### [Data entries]
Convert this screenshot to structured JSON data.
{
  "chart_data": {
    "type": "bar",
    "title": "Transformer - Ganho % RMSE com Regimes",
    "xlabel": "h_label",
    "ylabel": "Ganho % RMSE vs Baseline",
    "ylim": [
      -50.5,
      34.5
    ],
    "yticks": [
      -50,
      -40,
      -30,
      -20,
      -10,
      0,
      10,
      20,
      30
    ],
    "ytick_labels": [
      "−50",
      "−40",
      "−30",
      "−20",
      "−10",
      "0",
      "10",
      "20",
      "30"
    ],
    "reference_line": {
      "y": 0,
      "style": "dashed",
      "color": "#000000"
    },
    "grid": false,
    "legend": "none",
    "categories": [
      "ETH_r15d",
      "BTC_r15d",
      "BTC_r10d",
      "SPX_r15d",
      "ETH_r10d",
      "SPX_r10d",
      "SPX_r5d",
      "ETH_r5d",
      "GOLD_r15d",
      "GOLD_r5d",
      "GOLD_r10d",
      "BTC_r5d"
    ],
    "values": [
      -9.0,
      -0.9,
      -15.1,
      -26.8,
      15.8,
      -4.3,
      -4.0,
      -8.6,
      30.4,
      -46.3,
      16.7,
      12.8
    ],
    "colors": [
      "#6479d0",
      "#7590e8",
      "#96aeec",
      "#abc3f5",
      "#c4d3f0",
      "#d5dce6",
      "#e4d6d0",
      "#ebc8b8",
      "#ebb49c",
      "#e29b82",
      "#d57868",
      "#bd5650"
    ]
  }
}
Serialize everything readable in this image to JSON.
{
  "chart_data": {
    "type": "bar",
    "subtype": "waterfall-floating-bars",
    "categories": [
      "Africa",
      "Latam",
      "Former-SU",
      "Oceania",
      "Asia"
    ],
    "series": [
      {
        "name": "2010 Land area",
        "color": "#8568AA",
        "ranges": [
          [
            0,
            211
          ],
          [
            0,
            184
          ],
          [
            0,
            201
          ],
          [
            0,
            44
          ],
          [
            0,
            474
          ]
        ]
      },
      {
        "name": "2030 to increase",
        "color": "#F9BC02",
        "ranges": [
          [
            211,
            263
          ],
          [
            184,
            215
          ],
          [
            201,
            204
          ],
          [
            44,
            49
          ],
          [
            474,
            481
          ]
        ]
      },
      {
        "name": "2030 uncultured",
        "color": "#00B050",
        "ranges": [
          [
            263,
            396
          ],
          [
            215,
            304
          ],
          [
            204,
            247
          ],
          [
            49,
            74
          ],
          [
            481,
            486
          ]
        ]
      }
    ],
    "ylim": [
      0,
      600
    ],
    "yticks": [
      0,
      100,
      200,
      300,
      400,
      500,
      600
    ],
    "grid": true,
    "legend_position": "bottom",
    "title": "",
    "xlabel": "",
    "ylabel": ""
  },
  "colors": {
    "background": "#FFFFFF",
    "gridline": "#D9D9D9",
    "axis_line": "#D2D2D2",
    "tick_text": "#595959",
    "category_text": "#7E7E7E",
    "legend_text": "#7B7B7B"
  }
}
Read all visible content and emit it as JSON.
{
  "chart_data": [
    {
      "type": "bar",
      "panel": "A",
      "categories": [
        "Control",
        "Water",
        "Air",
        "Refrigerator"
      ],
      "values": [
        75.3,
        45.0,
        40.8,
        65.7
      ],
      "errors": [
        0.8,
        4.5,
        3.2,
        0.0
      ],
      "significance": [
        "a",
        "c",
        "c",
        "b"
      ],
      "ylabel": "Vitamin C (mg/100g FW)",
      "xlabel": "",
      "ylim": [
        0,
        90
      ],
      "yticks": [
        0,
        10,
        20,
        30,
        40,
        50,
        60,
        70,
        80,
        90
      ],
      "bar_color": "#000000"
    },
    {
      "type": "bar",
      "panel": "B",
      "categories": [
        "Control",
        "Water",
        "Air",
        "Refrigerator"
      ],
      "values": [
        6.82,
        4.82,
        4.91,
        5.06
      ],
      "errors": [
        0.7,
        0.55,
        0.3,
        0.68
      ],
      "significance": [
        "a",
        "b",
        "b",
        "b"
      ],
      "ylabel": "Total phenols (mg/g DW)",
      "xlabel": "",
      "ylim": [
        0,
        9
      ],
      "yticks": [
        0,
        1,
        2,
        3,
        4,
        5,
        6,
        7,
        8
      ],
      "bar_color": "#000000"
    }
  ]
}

### [Aim]
Return every line containing "xlabel".

### [Task answer]
    "xlabel": "h_label",
    "xlabel": "",
      "xlabel": "",
      "xlabel": "",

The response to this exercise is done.